- _INSTRUCTION_:
Copy every line with the string "Leakers" in it.

Records that describe figures:
* begin *

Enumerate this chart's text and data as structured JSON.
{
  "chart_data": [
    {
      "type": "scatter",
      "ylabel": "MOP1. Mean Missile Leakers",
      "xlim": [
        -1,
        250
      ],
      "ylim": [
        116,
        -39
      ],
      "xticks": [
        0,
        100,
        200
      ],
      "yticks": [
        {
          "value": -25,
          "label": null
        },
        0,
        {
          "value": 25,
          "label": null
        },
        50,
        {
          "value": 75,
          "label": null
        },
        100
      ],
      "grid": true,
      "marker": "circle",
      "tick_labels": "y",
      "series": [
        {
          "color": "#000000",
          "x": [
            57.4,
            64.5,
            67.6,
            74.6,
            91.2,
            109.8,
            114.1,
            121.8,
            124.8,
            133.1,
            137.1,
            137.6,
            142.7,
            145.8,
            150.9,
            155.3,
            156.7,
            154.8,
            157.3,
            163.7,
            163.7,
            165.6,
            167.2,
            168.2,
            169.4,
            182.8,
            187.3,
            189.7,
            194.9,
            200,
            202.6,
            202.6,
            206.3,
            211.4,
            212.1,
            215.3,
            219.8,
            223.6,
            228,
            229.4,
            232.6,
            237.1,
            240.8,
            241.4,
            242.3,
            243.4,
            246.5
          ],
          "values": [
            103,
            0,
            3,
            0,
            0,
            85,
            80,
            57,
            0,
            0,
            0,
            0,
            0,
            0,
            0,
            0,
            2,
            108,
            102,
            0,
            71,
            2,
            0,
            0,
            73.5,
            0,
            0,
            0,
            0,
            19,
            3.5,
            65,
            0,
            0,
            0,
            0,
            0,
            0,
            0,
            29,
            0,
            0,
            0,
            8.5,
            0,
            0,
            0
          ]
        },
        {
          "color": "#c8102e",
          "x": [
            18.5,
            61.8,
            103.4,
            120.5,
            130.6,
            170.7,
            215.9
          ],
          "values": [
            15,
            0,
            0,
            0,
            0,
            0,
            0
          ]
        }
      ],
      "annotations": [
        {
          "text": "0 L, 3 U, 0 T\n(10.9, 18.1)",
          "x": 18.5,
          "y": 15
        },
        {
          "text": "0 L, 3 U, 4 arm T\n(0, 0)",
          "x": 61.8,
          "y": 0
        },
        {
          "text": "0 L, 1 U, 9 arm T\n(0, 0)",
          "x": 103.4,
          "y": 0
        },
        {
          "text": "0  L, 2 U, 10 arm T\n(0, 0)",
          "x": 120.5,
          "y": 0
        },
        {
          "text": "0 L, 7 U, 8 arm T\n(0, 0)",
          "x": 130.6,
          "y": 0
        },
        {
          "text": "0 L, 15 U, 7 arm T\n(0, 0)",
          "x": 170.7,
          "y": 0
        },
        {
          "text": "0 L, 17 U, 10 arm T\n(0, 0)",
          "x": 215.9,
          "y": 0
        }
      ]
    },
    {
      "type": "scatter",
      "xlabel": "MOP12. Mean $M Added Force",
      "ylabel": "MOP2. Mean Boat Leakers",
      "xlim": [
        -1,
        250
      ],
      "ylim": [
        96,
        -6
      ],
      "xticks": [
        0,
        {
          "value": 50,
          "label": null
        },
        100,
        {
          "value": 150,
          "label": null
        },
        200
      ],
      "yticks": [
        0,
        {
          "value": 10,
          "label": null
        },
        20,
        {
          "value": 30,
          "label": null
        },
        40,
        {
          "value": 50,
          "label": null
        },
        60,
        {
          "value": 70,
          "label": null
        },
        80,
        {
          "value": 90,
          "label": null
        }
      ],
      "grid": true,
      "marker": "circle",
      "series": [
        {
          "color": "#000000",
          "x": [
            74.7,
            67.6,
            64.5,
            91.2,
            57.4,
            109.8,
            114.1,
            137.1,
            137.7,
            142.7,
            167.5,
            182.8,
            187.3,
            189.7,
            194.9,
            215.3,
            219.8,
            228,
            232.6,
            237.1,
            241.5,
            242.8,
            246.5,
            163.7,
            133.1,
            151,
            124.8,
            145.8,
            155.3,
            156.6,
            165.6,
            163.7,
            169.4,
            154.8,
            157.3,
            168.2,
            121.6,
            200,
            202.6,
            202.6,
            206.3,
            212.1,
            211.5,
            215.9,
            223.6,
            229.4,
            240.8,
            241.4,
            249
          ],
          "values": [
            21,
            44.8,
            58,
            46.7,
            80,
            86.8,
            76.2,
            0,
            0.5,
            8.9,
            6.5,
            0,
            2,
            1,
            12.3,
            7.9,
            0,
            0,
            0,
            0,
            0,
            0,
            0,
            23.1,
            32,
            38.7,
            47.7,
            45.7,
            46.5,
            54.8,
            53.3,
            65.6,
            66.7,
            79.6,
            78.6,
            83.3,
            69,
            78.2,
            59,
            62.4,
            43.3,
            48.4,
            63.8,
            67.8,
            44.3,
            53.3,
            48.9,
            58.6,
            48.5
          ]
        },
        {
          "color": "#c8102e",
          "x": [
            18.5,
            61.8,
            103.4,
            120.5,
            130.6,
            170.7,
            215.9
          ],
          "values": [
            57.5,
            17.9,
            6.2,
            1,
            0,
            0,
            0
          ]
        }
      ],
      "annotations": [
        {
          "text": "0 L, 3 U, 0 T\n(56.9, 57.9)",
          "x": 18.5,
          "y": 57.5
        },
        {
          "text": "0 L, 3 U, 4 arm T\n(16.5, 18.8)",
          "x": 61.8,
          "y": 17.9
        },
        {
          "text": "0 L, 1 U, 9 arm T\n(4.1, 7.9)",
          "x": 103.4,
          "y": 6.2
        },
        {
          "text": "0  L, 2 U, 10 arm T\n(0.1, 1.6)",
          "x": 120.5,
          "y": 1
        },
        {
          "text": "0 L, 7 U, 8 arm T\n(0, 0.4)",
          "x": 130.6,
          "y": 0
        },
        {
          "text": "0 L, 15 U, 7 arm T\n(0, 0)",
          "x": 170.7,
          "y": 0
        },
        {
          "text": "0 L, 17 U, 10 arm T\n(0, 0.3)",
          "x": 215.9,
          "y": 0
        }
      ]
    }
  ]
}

* end *

- _SOLUTION_:
      "ylabel": "MOP1. Mean Missile Leakers",
      "ylabel": "MOP2. Mean Boat Leakers",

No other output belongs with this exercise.